Skip the images. Copy the records exactly as written.
### RECORDS SHOWN
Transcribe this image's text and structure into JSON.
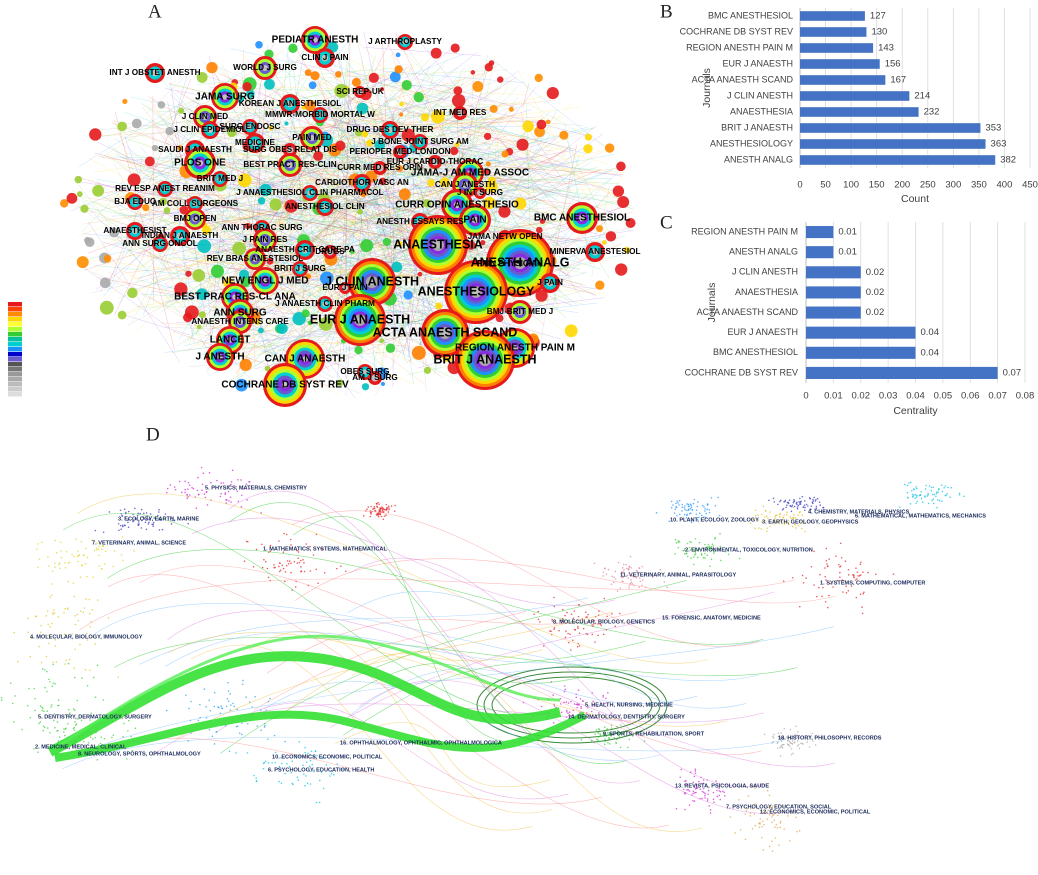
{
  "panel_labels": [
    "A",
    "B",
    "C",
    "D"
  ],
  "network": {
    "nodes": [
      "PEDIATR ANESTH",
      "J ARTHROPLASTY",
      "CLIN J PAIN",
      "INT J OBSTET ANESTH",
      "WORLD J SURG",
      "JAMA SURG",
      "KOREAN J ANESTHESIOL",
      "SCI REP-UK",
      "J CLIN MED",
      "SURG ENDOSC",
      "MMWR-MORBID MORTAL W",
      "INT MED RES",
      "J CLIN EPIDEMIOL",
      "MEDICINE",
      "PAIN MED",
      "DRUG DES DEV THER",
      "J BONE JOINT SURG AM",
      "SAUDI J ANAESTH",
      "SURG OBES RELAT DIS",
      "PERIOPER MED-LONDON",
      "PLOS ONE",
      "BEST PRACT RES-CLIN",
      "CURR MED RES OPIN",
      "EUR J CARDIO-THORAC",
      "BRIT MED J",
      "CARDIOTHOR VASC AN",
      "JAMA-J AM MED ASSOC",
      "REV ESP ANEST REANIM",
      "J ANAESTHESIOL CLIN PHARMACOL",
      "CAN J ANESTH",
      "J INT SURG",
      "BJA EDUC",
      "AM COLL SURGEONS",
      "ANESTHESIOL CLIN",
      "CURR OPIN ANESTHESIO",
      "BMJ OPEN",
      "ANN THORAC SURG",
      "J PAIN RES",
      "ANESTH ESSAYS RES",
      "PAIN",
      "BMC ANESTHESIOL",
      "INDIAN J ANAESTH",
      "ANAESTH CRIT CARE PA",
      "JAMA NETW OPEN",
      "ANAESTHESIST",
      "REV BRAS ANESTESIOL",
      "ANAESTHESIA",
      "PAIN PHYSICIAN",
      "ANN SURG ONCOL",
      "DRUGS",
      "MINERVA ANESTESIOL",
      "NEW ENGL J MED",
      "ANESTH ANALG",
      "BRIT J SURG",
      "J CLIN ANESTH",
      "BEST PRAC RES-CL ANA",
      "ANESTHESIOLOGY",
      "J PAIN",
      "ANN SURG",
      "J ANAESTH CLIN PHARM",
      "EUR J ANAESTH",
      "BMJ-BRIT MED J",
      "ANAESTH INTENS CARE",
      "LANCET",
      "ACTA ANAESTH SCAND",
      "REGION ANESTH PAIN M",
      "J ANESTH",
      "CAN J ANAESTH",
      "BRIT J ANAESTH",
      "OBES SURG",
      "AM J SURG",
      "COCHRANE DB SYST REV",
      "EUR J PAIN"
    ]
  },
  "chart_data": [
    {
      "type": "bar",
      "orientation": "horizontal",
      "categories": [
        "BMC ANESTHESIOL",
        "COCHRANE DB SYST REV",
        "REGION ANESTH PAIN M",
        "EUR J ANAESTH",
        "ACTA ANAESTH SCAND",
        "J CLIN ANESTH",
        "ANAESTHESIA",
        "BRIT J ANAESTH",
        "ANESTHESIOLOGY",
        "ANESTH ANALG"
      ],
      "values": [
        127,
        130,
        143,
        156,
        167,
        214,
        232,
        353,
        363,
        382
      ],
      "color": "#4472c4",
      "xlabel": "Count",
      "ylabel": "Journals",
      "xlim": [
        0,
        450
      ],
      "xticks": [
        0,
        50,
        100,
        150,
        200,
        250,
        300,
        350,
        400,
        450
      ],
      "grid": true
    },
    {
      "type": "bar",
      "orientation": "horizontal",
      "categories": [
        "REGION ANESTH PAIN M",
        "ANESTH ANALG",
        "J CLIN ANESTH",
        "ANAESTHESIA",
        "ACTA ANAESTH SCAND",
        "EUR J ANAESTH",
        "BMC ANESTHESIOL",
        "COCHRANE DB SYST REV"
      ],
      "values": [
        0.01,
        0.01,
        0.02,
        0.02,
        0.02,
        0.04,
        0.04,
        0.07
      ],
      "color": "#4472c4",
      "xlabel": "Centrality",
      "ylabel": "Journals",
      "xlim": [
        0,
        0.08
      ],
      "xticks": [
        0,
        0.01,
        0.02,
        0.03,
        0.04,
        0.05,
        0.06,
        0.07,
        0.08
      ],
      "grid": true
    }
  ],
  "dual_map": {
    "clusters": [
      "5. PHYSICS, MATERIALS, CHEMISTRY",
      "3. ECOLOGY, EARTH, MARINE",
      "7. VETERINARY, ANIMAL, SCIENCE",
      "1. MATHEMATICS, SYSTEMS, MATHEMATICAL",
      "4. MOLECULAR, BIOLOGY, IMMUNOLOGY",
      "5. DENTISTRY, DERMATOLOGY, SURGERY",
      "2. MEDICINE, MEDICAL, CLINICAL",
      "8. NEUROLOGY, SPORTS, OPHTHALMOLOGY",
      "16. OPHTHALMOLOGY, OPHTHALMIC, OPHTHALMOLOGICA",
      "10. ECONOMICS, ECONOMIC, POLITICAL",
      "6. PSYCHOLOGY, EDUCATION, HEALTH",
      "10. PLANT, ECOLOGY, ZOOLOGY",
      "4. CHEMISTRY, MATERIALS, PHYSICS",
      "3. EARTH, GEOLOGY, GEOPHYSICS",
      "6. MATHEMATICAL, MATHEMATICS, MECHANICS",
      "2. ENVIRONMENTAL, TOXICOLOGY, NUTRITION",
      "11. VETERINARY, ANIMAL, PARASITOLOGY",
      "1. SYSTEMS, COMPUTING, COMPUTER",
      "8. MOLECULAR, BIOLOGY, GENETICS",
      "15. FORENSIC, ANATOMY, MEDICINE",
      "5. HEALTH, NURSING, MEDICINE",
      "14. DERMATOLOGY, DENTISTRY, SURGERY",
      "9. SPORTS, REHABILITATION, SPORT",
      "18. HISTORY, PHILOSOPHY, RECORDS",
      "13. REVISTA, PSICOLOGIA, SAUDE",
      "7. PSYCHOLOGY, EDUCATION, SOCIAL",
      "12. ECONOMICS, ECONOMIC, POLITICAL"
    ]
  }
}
######
RESPONSE BELOW ::
Transcribe this image's text and structure into JSON.
{
  "panel_labels": [
    "A",
    "B",
    "C",
    "D"
  ],
  "network": {
    "nodes": [
      "PEDIATR ANESTH",
      "J ARTHROPLASTY",
      "CLIN J PAIN",
      "INT J OBSTET ANESTH",
      "WORLD J SURG",
      "JAMA SURG",
      "KOREAN J ANESTHESIOL",
      "SCI REP-UK",
      "J CLIN MED",
      "SURG ENDOSC",
      "MMWR-MORBID MORTAL W",
      "INT MED RES",
      "J CLIN EPIDEMIOL",
      "MEDICINE",
      "PAIN MED",
      "DRUG DES DEV THER",
      "J BONE JOINT SURG AM",
      "SAUDI J ANAESTH",
      "SURG OBES RELAT DIS",
      "PERIOPER MED-LONDON",
      "PLOS ONE",
      "BEST PRACT RES-CLIN",
      "CURR MED RES OPIN",
      "EUR J CARDIO-THORAC",
      "BRIT MED J",
      "CARDIOTHOR VASC AN",
      "JAMA-J AM MED ASSOC",
      "REV ESP ANEST REANIM",
      "J ANAESTHESIOL CLIN PHARMACOL",
      "CAN J ANESTH",
      "J INT SURG",
      "BJA EDUC",
      "AM COLL SURGEONS",
      "ANESTHESIOL CLIN",
      "CURR OPIN ANESTHESIO",
      "BMJ OPEN",
      "ANN THORAC SURG",
      "J PAIN RES",
      "ANESTH ESSAYS RES",
      "PAIN",
      "BMC ANESTHESIOL",
      "INDIAN J ANAESTH",
      "ANAESTH CRIT CARE PA",
      "JAMA NETW OPEN",
      "ANAESTHESIST",
      "REV BRAS ANESTESIOL",
      "ANAESTHESIA",
      "PAIN PHYSICIAN",
      "ANN SURG ONCOL",
      "DRUGS",
      "MINERVA ANESTESIOL",
      "NEW ENGL J MED",
      "ANESTH ANALG",
      "BRIT J SURG",
      "J CLIN ANESTH",
      "BEST PRAC RES-CL ANA",
      "ANESTHESIOLOGY",
      "J PAIN",
      "ANN SURG",
      "J ANAESTH CLIN PHARM",
      "EUR J ANAESTH",
      "BMJ-BRIT MED J",
      "ANAESTH INTENS CARE",
      "LANCET",
      "ACTA ANAESTH SCAND",
      "REGION ANESTH PAIN M",
      "J ANESTH",
      "CAN J ANAESTH",
      "BRIT J ANAESTH",
      "OBES SURG",
      "AM J SURG",
      "COCHRANE DB SYST REV",
      "EUR J PAIN"
    ]
  },
  "chart_data": [
    {
      "type": "bar",
      "orientation": "horizontal",
      "categories": [
        "BMC ANESTHESIOL",
        "COCHRANE DB SYST REV",
        "REGION ANESTH PAIN M",
        "EUR J ANAESTH",
        "ACTA ANAESTH SCAND",
        "J CLIN ANESTH",
        "ANAESTHESIA",
        "BRIT J ANAESTH",
        "ANESTHESIOLOGY",
        "ANESTH ANALG"
      ],
      "values": [
        127,
        130,
        143,
        156,
        167,
        214,
        232,
        353,
        363,
        382
      ],
      "color": "#4472c4",
      "xlabel": "Count",
      "ylabel": "Journals",
      "xlim": [
        0,
        450
      ],
      "xticks": [
        0,
        50,
        100,
        150,
        200,
        250,
        300,
        350,
        400,
        450
      ],
      "grid": true
    },
    {
      "type": "bar",
      "orientation": "horizontal",
      "categories": [
        "REGION ANESTH PAIN M",
        "ANESTH ANALG",
        "J CLIN ANESTH",
        "ANAESTHESIA",
        "ACTA ANAESTH SCAND",
        "EUR J ANAESTH",
        "BMC ANESTHESIOL",
        "COCHRANE DB SYST REV"
      ],
      "values": [
        0.01,
        0.01,
        0.02,
        0.02,
        0.02,
        0.04,
        0.04,
        0.07
      ],
      "color": "#4472c4",
      "xlabel": "Centrality",
      "ylabel": "Journals",
      "xlim": [
        0,
        0.08
      ],
      "xticks": [
        0,
        0.01,
        0.02,
        0.03,
        0.04,
        0.05,
        0.06,
        0.07,
        0.08
      ],
      "grid": true
    }
  ],
  "dual_map": {
    "clusters": [
      "5. PHYSICS, MATERIALS, CHEMISTRY",
      "3. ECOLOGY, EARTH, MARINE",
      "7. VETERINARY, ANIMAL, SCIENCE",
      "1. MATHEMATICS, SYSTEMS, MATHEMATICAL",
      "4. MOLECULAR, BIOLOGY, IMMUNOLOGY",
      "5. DENTISTRY, DERMATOLOGY, SURGERY",
      "2. MEDICINE, MEDICAL, CLINICAL",
      "8. NEUROLOGY, SPORTS, OPHTHALMOLOGY",
      "16. OPHTHALMOLOGY, OPHTHALMIC, OPHTHALMOLOGICA",
      "10. ECONOMICS, ECONOMIC, POLITICAL",
      "6. PSYCHOLOGY, EDUCATION, HEALTH",
      "10. PLANT, ECOLOGY, ZOOLOGY",
      "4. CHEMISTRY, MATERIALS, PHYSICS",
      "3. EARTH, GEOLOGY, GEOPHYSICS",
      "6. MATHEMATICAL, MATHEMATICS, MECHANICS",
      "2. ENVIRONMENTAL, TOXICOLOGY, NUTRITION",
      "11. VETERINARY, ANIMAL, PARASITOLOGY",
      "1. SYSTEMS, COMPUTING, COMPUTER",
      "8. MOLECULAR, BIOLOGY, GENETICS",
      "15. FORENSIC, ANATOMY, MEDICINE",
      "5. HEALTH, NURSING, MEDICINE",
      "14. DERMATOLOGY, DENTISTRY, SURGERY",
      "9. SPORTS, REHABILITATION, SPORT",
      "18. HISTORY, PHILOSOPHY, RECORDS",
      "13. REVISTA, PSICOLOGIA, SAUDE",
      "7. PSYCHOLOGY, EDUCATION, SOCIAL",
      "12. ECONOMICS, ECONOMIC, POLITICAL"
    ]
  }
}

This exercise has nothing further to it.